### DATA TO USE

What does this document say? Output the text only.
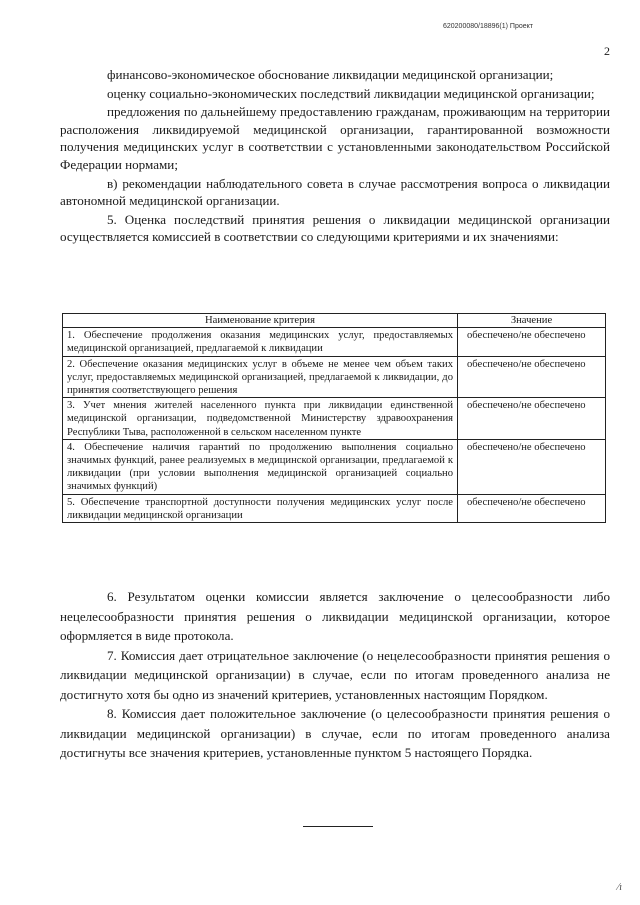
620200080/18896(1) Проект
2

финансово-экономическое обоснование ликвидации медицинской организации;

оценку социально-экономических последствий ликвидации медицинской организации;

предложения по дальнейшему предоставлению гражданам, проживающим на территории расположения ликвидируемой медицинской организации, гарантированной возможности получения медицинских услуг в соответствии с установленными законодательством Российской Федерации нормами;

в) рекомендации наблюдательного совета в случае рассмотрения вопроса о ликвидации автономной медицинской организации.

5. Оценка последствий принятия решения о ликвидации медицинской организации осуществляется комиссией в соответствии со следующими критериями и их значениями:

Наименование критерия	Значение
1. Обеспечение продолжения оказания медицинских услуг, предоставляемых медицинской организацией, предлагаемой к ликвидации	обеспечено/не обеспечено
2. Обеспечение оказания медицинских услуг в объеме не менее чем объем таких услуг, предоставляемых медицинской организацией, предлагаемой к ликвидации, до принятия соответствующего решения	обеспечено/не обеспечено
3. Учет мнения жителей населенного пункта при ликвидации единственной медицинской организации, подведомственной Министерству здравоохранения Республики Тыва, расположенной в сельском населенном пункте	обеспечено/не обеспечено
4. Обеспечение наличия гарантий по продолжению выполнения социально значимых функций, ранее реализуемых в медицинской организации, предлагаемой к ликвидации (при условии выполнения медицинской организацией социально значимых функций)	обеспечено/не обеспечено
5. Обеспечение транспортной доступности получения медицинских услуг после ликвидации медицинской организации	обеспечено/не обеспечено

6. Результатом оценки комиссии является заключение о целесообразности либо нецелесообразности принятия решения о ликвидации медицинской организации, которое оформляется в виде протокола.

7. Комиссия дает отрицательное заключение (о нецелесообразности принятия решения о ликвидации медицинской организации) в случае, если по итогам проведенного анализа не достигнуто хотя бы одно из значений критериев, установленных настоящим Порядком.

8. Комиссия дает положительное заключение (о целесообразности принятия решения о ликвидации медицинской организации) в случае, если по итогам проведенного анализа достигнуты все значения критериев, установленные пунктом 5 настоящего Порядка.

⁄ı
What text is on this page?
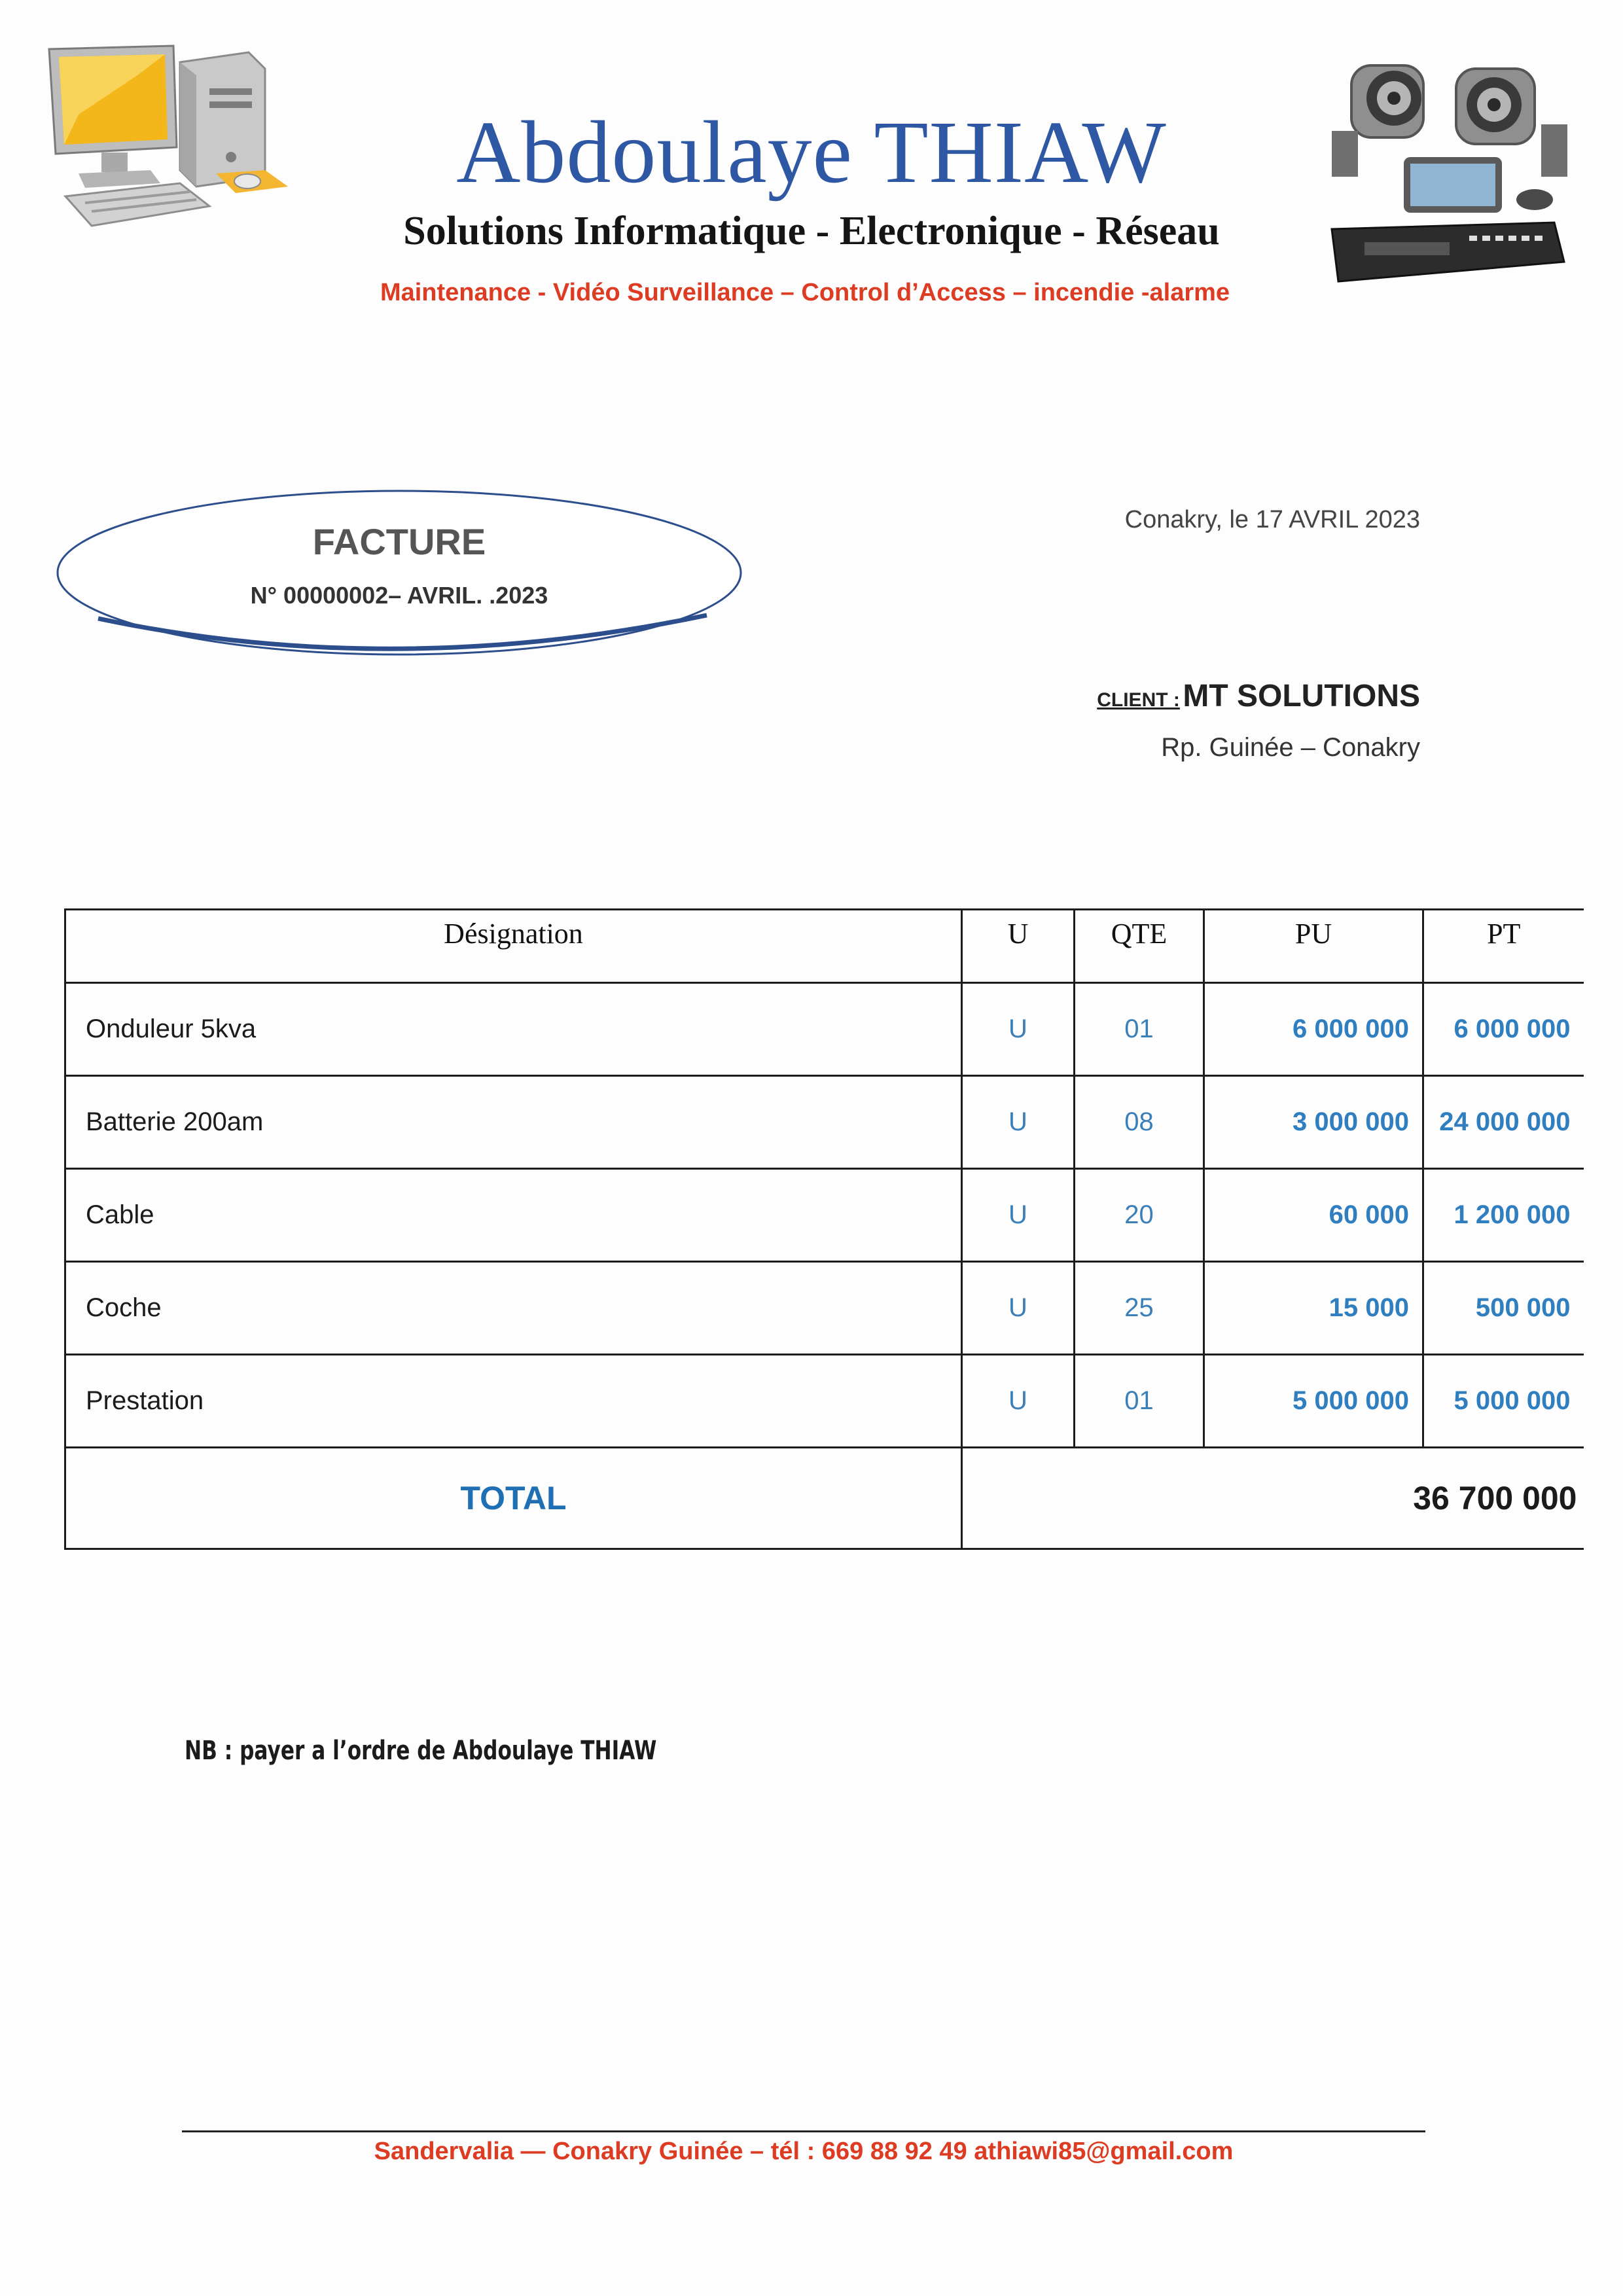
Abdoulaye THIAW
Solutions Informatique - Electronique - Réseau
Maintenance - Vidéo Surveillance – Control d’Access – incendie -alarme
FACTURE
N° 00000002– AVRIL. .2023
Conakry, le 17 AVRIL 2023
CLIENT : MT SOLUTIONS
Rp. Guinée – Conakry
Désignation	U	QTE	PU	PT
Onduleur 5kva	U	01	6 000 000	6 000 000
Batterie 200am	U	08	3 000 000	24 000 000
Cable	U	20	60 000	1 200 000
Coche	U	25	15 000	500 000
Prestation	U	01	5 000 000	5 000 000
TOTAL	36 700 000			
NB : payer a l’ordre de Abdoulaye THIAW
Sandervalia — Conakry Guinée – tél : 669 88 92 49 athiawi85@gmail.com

######

Repeat the material exactly as it reads, without any of its pictures.

What does this document say? Output the text only.
620200080/18896(1) Проект
2

финансово-экономическое обоснование ликвидации медицинской организации;

оценку социально-экономических последствий ликвидации медицинской организации;

предложения по дальнейшему предоставлению гражданам, проживающим на территории расположения ликвидируемой медицинской организации, гарантированной возможности получения медицинских услуг в соответствии с установленными законодательством Российской Федерации нормами;

в) рекомендации наблюдательного совета в случае рассмотрения вопроса о ликвидации автономной медицинской организации.

5. Оценка последствий принятия решения о ликвидации медицинской организации осуществляется комиссией в соответствии со следующими критериями и их значениями:

Наименование критерия	Значение
1. Обеспечение продолжения оказания медицинских услуг, предоставляемых медицинской организацией, предлагаемой к ликвидации	обеспечено/не обеспечено
2. Обеспечение оказания медицинских услуг в объеме не менее чем объем таких услуг, предоставляемых медицинской организацией, предлагаемой к ликвидации, до принятия соответствующего решения	обеспечено/не обеспечено
3. Учет мнения жителей населенного пункта при ликвидации единственной медицинской организации, подведомственной Министерству здравоохранения Республики Тыва, расположенной в сельском населенном пункте	обеспечено/не обеспечено
4. Обеспечение наличия гарантий по продолжению выполнения социально значимых функций, ранее реализуемых в медицинской организации, предлагаемой к ликвидации (при условии выполнения медицинской организацией социально значимых функций)	обеспечено/не обеспечено
5. Обеспечение транспортной доступности получения медицинских услуг после ликвидации медицинской организации	обеспечено/не обеспечено

6. Результатом оценки комиссии является заключение о целесообразности либо нецелесообразности принятия решения о ликвидации медицинской организации, которое оформляется в виде протокола.

7. Комиссия дает отрицательное заключение (о нецелесообразности принятия решения о ликвидации медицинской организации) в случае, если по итогам проведенного анализа не достигнуто хотя бы одно из значений критериев, установленных настоящим Порядком.

8. Комиссия дает положительное заключение (о целесообразности принятия решения о ликвидации медицинской организации) в случае, если по итогам проведенного анализа достигнуты все значения критериев, установленные пунктом 5 настоящего Порядка.

⁄ı
What text is on this page?
Abdoulaye THIAW
Solutions Informatique - Electronique - Réseau
Maintenance - Vidéo Surveillance – Control d’Access – incendie -alarme
FACTURE
N° 00000002– AVRIL. .2023
Conakry, le 17 AVRIL 2023
CLIENT : MT SOLUTIONS
Rp. Guinée – Conakry
Désignation	U	QTE	PU	PT
Onduleur 5kva	U	01	6 000 000	6 000 000
Batterie 200am	U	08	3 000 000	24 000 000
Cable	U	20	60 000	1 200 000
Coche	U	25	15 000	500 000
Prestation	U	01	5 000 000	5 000 000
TOTAL	36 700 000			
NB : payer a l’ordre de Abdoulaye THIAW
Sandervalia — Conakry Guinée – tél : 669 88 92 49 athiawi85@gmail.com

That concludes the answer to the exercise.